◆ Exercise details
Rewrite the items from the start of the list through the line containing "y-tick-label: 0 (675, 362, 683, 378)", inclusive, replacing "legend-label" with "legend-entry" and leaving everything else unchanged.

***** Given records *****

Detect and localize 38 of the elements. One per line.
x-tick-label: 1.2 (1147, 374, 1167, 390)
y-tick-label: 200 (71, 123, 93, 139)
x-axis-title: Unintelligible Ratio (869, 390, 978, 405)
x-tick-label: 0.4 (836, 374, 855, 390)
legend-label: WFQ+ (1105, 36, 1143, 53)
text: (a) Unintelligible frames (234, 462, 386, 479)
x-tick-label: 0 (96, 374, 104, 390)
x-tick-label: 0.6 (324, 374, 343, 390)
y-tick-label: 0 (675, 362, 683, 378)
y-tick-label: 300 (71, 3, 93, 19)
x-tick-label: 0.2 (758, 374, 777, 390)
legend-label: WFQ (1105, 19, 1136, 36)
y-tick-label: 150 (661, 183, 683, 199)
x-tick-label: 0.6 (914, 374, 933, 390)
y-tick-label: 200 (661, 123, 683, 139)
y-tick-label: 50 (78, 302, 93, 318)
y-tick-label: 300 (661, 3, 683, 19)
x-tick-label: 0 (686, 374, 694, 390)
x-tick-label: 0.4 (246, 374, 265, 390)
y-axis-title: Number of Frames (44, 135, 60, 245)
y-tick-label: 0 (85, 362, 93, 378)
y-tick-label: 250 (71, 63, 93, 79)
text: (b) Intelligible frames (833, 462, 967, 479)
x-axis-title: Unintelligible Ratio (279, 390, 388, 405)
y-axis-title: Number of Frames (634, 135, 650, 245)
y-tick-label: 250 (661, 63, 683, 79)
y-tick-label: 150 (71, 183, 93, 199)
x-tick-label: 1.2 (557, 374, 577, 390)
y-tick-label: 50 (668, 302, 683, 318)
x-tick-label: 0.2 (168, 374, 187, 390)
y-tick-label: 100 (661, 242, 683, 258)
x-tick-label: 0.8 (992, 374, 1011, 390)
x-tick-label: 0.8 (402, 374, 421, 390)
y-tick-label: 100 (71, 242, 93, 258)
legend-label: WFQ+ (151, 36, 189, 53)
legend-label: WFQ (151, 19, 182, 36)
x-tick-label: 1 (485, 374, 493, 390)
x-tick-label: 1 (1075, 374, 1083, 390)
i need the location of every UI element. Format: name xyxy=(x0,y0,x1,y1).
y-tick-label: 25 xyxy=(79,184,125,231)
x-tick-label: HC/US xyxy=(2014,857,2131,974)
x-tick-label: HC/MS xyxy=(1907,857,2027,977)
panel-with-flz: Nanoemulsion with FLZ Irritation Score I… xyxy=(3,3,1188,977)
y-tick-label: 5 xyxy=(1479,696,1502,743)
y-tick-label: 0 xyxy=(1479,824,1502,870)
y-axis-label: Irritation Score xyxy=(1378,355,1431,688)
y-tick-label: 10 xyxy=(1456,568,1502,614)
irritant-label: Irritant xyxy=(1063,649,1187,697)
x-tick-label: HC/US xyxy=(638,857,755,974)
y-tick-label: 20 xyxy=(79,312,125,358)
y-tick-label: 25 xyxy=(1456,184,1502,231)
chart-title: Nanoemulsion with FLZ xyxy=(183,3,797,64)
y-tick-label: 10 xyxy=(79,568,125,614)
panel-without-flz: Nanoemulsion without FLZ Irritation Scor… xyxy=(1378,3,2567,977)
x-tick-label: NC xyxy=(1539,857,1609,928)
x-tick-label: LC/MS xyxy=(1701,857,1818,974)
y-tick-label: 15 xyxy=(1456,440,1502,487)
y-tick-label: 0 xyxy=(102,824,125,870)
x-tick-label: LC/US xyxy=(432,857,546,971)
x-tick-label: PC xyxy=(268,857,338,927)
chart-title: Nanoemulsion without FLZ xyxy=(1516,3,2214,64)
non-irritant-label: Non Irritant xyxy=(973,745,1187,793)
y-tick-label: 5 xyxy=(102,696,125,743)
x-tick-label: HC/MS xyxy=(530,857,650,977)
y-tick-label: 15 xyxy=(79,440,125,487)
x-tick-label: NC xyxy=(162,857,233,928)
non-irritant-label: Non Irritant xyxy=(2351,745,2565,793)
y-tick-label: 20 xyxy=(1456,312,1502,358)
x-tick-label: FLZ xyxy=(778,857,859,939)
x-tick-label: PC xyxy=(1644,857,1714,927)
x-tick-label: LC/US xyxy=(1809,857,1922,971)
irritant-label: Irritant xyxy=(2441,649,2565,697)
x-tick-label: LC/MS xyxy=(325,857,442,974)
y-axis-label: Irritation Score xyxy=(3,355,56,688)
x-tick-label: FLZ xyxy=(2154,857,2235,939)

*****

◆ Answer to this task
Detect and localize 38 of the elements. One per line.
x-tick-label: 1.2 (1147, 374, 1167, 390)
y-tick-label: 200 (71, 123, 93, 139)
x-axis-title: Unintelligible Ratio (869, 390, 978, 405)
x-tick-label: 0.4 (836, 374, 855, 390)
legend-entry: WFQ+ (1105, 36, 1143, 53)
text: (a) Unintelligible frames (234, 462, 386, 479)
x-tick-label: 0 (96, 374, 104, 390)
x-tick-label: 0.6 (324, 374, 343, 390)
y-tick-label: 0 (675, 362, 683, 378)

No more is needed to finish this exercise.